Collected data:
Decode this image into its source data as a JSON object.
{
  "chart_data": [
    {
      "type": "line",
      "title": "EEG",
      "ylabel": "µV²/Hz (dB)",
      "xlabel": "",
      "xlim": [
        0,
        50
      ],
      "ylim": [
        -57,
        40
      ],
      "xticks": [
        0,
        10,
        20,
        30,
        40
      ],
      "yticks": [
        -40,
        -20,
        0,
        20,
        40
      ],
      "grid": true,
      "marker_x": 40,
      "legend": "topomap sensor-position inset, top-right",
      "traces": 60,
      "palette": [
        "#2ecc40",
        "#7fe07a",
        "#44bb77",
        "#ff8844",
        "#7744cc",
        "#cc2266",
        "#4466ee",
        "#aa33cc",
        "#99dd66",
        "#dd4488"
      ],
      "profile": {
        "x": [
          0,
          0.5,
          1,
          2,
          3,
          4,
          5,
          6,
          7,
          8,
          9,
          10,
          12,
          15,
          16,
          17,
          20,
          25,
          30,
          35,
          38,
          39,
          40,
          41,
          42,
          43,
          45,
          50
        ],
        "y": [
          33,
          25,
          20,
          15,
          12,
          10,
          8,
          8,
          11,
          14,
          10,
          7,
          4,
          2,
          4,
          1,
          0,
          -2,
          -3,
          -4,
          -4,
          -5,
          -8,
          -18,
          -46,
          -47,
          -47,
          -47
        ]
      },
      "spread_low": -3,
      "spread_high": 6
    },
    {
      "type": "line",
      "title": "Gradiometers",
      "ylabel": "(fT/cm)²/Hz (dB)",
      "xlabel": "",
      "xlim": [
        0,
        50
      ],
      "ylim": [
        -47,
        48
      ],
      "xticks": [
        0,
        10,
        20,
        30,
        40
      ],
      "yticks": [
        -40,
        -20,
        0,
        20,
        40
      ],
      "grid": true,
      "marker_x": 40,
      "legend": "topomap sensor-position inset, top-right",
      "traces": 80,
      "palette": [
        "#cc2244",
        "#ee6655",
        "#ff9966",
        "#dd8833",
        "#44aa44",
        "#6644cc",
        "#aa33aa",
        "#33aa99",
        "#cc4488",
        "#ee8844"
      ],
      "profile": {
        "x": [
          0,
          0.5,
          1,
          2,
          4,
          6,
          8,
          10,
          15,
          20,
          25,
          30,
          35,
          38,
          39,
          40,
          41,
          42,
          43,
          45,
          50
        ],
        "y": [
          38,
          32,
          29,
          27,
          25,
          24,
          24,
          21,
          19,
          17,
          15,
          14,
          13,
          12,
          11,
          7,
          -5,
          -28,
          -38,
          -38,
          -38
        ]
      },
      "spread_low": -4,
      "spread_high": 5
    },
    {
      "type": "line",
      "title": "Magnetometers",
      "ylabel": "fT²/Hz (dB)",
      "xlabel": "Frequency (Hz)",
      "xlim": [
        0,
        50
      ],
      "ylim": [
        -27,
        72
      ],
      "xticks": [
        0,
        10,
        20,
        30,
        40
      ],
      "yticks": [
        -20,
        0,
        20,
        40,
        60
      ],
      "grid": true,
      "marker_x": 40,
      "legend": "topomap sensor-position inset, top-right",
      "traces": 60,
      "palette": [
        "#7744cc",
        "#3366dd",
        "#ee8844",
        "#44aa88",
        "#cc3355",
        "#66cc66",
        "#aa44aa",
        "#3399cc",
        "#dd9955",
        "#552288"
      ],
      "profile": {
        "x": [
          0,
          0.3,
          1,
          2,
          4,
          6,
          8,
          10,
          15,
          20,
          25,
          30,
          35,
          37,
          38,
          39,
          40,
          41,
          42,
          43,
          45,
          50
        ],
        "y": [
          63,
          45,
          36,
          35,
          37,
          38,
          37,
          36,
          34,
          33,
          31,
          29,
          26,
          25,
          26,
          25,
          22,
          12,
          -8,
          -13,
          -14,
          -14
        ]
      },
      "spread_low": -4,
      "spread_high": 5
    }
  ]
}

§ Problem statement
Please restate the data word for word, every record included.

§ Written answer
Decode this image into its source data as a JSON object.
{
  "chart_data": [
    {
      "type": "line",
      "title": "EEG",
      "ylabel": "µV²/Hz (dB)",
      "xlabel": "",
      "xlim": [
        0,
        50
      ],
      "ylim": [
        -57,
        40
      ],
      "xticks": [
        0,
        10,
        20,
        30,
        40
      ],
      "yticks": [
        -40,
        -20,
        0,
        20,
        40
      ],
      "grid": true,
      "marker_x": 40,
      "legend": "topomap sensor-position inset, top-right",
      "traces": 60,
      "palette": [
        "#2ecc40",
        "#7fe07a",
        "#44bb77",
        "#ff8844",
        "#7744cc",
        "#cc2266",
        "#4466ee",
        "#aa33cc",
        "#99dd66",
        "#dd4488"
      ],
      "profile": {
        "x": [
          0,
          0.5,
          1,
          2,
          3,
          4,
          5,
          6,
          7,
          8,
          9,
          10,
          12,
          15,
          16,
          17,
          20,
          25,
          30,
          35,
          38,
          39,
          40,
          41,
          42,
          43,
          45,
          50
        ],
        "y": [
          33,
          25,
          20,
          15,
          12,
          10,
          8,
          8,
          11,
          14,
          10,
          7,
          4,
          2,
          4,
          1,
          0,
          -2,
          -3,
          -4,
          -4,
          -5,
          -8,
          -18,
          -46,
          -47,
          -47,
          -47
        ]
      },
      "spread_low": -3,
      "spread_high": 6
    },
    {
      "type": "line",
      "title": "Gradiometers",
      "ylabel": "(fT/cm)²/Hz (dB)",
      "xlabel": "",
      "xlim": [
        0,
        50
      ],
      "ylim": [
        -47,
        48
      ],
      "xticks": [
        0,
        10,
        20,
        30,
        40
      ],
      "yticks": [
        -40,
        -20,
        0,
        20,
        40
      ],
      "grid": true,
      "marker_x": 40,
      "legend": "topomap sensor-position inset, top-right",
      "traces": 80,
      "palette": [
        "#cc2244",
        "#ee6655",
        "#ff9966",
        "#dd8833",
        "#44aa44",
        "#6644cc",
        "#aa33aa",
        "#33aa99",
        "#cc4488",
        "#ee8844"
      ],
      "profile": {
        "x": [
          0,
          0.5,
          1,
          2,
          4,
          6,
          8,
          10,
          15,
          20,
          25,
          30,
          35,
          38,
          39,
          40,
          41,
          42,
          43,
          45,
          50
        ],
        "y": [
          38,
          32,
          29,
          27,
          25,
          24,
          24,
          21,
          19,
          17,
          15,
          14,
          13,
          12,
          11,
          7,
          -5,
          -28,
          -38,
          -38,
          -38
        ]
      },
      "spread_low": -4,
      "spread_high": 5
    },
    {
      "type": "line",
      "title": "Magnetometers",
      "ylabel": "fT²/Hz (dB)",
      "xlabel": "Frequency (Hz)",
      "xlim": [
        0,
        50
      ],
      "ylim": [
        -27,
        72
      ],
      "xticks": [
        0,
        10,
        20,
        30,
        40
      ],
      "yticks": [
        -20,
        0,
        20,
        40,
        60
      ],
      "grid": true,
      "marker_x": 40,
      "legend": "topomap sensor-position inset, top-right",
      "traces": 60,
      "palette": [
        "#7744cc",
        "#3366dd",
        "#ee8844",
        "#44aa88",
        "#cc3355",
        "#66cc66",
        "#aa44aa",
        "#3399cc",
        "#dd9955",
        "#552288"
      ],
      "profile": {
        "x": [
          0,
          0.3,
          1,
          2,
          4,
          6,
          8,
          10,
          15,
          20,
          25,
          30,
          35,
          37,
          38,
          39,
          40,
          41,
          42,
          43,
          45,
          50
        ],
        "y": [
          63,
          45,
          36,
          35,
          37,
          38,
          37,
          36,
          34,
          33,
          31,
          29,
          26,
          25,
          26,
          25,
          22,
          12,
          -8,
          -13,
          -14,
          -14
        ]
      },
      "spread_low": -4,
      "spread_high": 5
    }
  ]
}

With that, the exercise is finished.